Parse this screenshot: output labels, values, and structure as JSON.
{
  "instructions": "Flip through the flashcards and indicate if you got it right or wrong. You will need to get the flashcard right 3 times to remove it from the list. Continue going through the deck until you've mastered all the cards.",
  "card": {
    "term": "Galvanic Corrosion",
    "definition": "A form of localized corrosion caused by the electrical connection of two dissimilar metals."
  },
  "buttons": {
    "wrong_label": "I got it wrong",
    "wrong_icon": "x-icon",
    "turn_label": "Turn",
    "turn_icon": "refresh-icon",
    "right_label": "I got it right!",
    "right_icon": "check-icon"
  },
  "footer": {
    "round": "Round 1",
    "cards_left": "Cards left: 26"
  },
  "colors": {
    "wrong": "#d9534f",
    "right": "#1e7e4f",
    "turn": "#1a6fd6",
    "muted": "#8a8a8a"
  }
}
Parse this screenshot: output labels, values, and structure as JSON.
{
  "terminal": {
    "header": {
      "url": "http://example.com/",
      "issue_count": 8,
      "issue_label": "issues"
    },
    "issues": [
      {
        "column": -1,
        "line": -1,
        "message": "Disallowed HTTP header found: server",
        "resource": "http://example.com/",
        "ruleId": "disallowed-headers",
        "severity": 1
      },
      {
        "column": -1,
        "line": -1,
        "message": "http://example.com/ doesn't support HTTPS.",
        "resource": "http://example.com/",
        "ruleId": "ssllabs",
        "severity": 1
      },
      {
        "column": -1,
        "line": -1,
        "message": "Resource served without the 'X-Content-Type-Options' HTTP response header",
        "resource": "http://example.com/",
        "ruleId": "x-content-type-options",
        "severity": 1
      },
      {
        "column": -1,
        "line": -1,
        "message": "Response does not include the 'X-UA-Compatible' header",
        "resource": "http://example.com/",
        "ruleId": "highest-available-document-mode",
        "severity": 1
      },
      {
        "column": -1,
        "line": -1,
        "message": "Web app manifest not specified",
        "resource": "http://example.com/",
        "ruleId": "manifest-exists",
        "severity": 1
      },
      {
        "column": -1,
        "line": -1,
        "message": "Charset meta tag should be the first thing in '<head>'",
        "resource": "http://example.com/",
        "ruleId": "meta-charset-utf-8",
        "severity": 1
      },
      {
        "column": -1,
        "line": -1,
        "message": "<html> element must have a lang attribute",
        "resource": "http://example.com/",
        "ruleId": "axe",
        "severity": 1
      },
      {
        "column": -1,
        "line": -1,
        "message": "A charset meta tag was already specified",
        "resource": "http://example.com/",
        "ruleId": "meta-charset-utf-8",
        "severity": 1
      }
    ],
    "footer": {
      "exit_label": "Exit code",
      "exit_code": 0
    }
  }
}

★ ★ ★ ★ ★ ★ ★

TASK TO COMPLETE.
Faithfully transcribe the whole of the data.

TASK OUTPUT.
Parse this screenshot: output labels, values, and structure as JSON.
{
  "instructions": "Flip through the flashcards and indicate if you got it right or wrong. You will need to get the flashcard right 3 times to remove it from the list. Continue going through the deck until you've mastered all the cards.",
  "card": {
    "term": "Galvanic Corrosion",
    "definition": "A form of localized corrosion caused by the electrical connection of two dissimilar metals."
  },
  "buttons": {
    "wrong_label": "I got it wrong",
    "wrong_icon": "x-icon",
    "turn_label": "Turn",
    "turn_icon": "refresh-icon",
    "right_label": "I got it right!",
    "right_icon": "check-icon"
  },
  "footer": {
    "round": "Round 1",
    "cards_left": "Cards left: 26"
  },
  "colors": {
    "wrong": "#d9534f",
    "right": "#1e7e4f",
    "turn": "#1a6fd6",
    "muted": "#8a8a8a"
  }
}
Parse this screenshot: output labels, values, and structure as JSON.
{
  "terminal": {
    "header": {
      "url": "http://example.com/",
      "issue_count": 8,
      "issue_label": "issues"
    },
    "issues": [
      {
        "column": -1,
        "line": -1,
        "message": "Disallowed HTTP header found: server",
        "resource": "http://example.com/",
        "ruleId": "disallowed-headers",
        "severity": 1
      },
      {
        "column": -1,
        "line": -1,
        "message": "http://example.com/ doesn't support HTTPS.",
        "resource": "http://example.com/",
        "ruleId": "ssllabs",
        "severity": 1
      },
      {
        "column": -1,
        "line": -1,
        "message": "Resource served without the 'X-Content-Type-Options' HTTP response header",
        "resource": "http://example.com/",
        "ruleId": "x-content-type-options",
        "severity": 1
      },
      {
        "column": -1,
        "line": -1,
        "message": "Response does not include the 'X-UA-Compatible' header",
        "resource": "http://example.com/",
        "ruleId": "highest-available-document-mode",
        "severity": 1
      },
      {
        "column": -1,
        "line": -1,
        "message": "Web app manifest not specified",
        "resource": "http://example.com/",
        "ruleId": "manifest-exists",
        "severity": 1
      },
      {
        "column": -1,
        "line": -1,
        "message": "Charset meta tag should be the first thing in '<head>'",
        "resource": "http://example.com/",
        "ruleId": "meta-charset-utf-8",
        "severity": 1
      },
      {
        "column": -1,
        "line": -1,
        "message": "<html> element must have a lang attribute",
        "resource": "http://example.com/",
        "ruleId": "axe",
        "severity": 1
      },
      {
        "column": -1,
        "line": -1,
        "message": "A charset meta tag was already specified",
        "resource": "http://example.com/",
        "ruleId": "meta-charset-utf-8",
        "severity": 1
      }
    ],
    "footer": {
      "exit_label": "Exit code",
      "exit_code": 0
    }
  }
}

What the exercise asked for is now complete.